▶ TO DO
Search the records that follow and extract every line containing the string "IEPS".

Start DATASET EXCERPTS

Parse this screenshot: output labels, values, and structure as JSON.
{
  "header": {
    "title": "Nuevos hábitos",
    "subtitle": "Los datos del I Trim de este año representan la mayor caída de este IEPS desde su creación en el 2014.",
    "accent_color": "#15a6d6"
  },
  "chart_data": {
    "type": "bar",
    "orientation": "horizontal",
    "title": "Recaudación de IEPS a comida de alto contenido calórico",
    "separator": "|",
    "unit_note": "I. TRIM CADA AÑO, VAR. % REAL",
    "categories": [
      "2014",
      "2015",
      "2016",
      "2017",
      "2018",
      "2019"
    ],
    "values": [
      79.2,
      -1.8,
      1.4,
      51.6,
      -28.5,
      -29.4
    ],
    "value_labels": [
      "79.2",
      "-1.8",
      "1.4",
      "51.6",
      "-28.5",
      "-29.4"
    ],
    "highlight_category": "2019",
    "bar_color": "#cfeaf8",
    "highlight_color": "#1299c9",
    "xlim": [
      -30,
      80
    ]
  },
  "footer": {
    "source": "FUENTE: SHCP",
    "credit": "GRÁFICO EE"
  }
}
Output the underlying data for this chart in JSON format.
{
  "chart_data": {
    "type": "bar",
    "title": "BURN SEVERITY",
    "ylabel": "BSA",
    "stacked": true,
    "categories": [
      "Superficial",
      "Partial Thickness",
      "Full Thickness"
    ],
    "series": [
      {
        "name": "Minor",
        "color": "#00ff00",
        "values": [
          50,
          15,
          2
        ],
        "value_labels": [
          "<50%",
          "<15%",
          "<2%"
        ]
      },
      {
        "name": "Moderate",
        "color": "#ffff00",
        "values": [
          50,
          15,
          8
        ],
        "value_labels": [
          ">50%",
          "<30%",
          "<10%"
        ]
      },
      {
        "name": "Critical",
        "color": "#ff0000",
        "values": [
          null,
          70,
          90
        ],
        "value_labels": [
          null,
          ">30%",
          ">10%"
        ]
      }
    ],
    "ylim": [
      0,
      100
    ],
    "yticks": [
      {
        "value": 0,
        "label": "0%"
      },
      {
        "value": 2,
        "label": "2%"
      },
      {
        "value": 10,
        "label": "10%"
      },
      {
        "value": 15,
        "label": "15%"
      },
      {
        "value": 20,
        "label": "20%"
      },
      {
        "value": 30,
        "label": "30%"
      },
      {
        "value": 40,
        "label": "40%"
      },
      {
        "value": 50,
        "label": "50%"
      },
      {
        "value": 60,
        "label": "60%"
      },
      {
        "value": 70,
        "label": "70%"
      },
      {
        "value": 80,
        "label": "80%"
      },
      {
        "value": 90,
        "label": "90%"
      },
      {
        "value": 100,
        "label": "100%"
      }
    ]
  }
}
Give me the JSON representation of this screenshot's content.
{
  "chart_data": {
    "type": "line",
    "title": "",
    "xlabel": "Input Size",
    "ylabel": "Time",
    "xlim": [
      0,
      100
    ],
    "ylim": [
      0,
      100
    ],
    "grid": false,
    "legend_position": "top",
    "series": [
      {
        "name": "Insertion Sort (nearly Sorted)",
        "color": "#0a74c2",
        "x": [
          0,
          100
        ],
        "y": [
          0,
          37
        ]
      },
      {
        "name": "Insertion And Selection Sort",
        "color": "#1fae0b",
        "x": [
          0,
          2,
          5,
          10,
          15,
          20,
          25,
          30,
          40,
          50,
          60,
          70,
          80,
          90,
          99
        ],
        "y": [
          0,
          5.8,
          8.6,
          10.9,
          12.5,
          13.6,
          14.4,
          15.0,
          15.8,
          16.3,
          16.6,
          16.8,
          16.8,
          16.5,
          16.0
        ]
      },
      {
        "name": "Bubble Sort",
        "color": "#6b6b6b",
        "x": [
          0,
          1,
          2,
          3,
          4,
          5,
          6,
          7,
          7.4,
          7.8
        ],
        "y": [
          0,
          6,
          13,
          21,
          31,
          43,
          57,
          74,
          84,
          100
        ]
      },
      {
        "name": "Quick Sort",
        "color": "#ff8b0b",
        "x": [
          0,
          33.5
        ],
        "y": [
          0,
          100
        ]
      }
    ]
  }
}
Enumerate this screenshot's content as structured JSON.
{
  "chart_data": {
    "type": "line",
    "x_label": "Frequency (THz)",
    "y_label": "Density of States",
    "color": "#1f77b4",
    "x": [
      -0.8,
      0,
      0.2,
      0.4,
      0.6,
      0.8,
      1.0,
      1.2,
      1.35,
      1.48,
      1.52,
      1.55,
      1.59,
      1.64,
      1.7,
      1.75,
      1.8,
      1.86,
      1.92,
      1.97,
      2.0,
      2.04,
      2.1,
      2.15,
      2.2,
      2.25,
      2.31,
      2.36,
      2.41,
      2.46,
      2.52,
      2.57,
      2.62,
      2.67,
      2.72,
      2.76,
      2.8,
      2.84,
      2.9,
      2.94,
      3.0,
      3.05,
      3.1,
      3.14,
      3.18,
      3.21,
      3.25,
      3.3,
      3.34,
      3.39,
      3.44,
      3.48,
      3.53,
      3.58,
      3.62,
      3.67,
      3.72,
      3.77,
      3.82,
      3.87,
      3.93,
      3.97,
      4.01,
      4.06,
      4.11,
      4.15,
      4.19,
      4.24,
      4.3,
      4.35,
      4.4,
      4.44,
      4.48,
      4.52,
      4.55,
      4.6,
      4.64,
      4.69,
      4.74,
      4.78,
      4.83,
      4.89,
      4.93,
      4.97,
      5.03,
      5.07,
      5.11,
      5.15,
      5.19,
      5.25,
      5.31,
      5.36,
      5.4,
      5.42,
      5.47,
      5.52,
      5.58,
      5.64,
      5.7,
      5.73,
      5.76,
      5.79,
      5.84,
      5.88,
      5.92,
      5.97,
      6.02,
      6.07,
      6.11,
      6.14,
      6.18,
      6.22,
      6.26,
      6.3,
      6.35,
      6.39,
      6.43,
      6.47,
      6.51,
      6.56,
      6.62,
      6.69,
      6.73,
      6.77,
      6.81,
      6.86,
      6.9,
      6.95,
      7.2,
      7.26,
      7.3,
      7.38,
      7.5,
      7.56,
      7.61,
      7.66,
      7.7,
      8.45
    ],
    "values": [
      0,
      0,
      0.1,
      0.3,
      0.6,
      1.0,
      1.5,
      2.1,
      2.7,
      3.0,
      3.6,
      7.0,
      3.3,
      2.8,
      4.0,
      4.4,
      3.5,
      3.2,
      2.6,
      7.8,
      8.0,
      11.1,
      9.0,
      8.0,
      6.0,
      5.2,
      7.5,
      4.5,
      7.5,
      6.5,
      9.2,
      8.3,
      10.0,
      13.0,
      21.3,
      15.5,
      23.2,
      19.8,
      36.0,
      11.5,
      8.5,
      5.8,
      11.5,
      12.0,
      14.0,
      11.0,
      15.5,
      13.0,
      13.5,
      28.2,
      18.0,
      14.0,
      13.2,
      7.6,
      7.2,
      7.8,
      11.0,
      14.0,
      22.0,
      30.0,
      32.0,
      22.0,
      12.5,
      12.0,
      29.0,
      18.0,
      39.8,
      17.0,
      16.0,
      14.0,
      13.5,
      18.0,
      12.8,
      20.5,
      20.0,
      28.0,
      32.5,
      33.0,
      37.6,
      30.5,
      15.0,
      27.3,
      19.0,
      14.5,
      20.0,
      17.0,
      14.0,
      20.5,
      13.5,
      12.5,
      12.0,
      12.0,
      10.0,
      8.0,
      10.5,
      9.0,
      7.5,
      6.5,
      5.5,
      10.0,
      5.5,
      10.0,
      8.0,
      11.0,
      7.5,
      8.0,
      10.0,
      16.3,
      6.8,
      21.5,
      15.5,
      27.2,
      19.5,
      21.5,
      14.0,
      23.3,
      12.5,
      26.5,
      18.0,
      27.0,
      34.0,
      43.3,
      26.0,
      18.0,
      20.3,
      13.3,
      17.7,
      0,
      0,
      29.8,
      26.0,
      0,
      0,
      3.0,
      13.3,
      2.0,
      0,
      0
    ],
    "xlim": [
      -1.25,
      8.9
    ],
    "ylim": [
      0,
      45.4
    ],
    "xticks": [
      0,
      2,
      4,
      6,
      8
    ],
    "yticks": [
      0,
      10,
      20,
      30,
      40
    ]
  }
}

End DATASET EXCERPTS

▶ WRITTEN ANSWER
    "subtitle": "Los datos del I Trim de este año representan la mayor caída de este IEPS desde su creación en el 2014.",
    "title": "Recaudación de IEPS a comida de alto contenido calórico",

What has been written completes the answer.